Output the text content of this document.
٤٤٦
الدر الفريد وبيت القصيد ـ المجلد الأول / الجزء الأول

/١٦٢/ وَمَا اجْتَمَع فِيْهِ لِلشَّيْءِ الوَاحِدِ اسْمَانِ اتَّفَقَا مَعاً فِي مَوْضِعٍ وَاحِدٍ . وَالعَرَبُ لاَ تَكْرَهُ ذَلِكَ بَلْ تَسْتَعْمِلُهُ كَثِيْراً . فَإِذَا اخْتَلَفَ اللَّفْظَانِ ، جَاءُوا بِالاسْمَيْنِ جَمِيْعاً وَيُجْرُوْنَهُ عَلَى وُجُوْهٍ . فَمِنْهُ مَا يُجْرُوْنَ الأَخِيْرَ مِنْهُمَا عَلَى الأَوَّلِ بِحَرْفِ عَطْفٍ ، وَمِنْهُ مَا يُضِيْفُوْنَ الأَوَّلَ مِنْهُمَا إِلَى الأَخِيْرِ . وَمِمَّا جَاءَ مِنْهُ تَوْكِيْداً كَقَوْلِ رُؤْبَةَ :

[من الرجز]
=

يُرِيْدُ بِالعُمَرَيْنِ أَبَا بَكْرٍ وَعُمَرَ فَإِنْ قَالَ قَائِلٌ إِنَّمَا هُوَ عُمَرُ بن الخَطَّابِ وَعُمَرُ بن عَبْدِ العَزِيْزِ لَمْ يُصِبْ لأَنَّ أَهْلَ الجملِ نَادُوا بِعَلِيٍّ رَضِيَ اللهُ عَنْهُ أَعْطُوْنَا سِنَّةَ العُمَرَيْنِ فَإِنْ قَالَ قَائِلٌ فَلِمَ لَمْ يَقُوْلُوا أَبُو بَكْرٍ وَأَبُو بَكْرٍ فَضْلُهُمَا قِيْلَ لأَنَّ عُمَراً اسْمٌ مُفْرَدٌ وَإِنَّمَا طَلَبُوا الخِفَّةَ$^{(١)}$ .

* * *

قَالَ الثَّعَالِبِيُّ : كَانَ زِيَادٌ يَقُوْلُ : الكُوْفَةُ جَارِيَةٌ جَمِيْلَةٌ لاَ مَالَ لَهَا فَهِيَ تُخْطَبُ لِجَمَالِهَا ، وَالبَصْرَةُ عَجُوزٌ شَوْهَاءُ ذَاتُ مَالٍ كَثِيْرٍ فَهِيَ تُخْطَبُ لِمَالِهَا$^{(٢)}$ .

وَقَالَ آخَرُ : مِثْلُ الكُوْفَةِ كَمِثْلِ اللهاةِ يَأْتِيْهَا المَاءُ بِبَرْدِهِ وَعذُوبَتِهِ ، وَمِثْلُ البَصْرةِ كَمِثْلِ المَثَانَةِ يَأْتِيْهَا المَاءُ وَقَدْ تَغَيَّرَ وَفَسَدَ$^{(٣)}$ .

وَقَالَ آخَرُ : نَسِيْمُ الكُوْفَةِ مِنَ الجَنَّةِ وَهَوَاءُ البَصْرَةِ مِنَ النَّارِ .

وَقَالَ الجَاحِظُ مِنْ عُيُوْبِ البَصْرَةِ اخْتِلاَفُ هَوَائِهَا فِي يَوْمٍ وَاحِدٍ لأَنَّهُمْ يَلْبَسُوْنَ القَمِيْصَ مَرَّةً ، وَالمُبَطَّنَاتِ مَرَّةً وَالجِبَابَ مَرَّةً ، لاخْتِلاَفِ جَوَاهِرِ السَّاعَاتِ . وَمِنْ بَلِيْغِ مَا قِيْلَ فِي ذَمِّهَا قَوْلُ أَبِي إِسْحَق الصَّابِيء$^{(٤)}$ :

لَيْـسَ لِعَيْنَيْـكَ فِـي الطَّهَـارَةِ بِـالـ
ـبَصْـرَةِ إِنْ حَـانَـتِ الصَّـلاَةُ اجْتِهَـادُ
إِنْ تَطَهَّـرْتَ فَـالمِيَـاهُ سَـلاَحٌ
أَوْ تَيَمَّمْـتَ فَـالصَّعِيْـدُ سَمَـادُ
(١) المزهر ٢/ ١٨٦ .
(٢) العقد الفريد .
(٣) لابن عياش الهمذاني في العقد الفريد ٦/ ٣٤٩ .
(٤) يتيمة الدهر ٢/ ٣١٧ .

> Work to be completed: Pull out and copy each line containing the string "الفريد".

> The reply:
الدر الفريد وبيت القصيد ـ المجلد الأول / الجزء الأول
(٢) العقد الفريد .
(٣) لابن عياش الهمذاني في العقد الفريد ٦/ ٣٤٩ .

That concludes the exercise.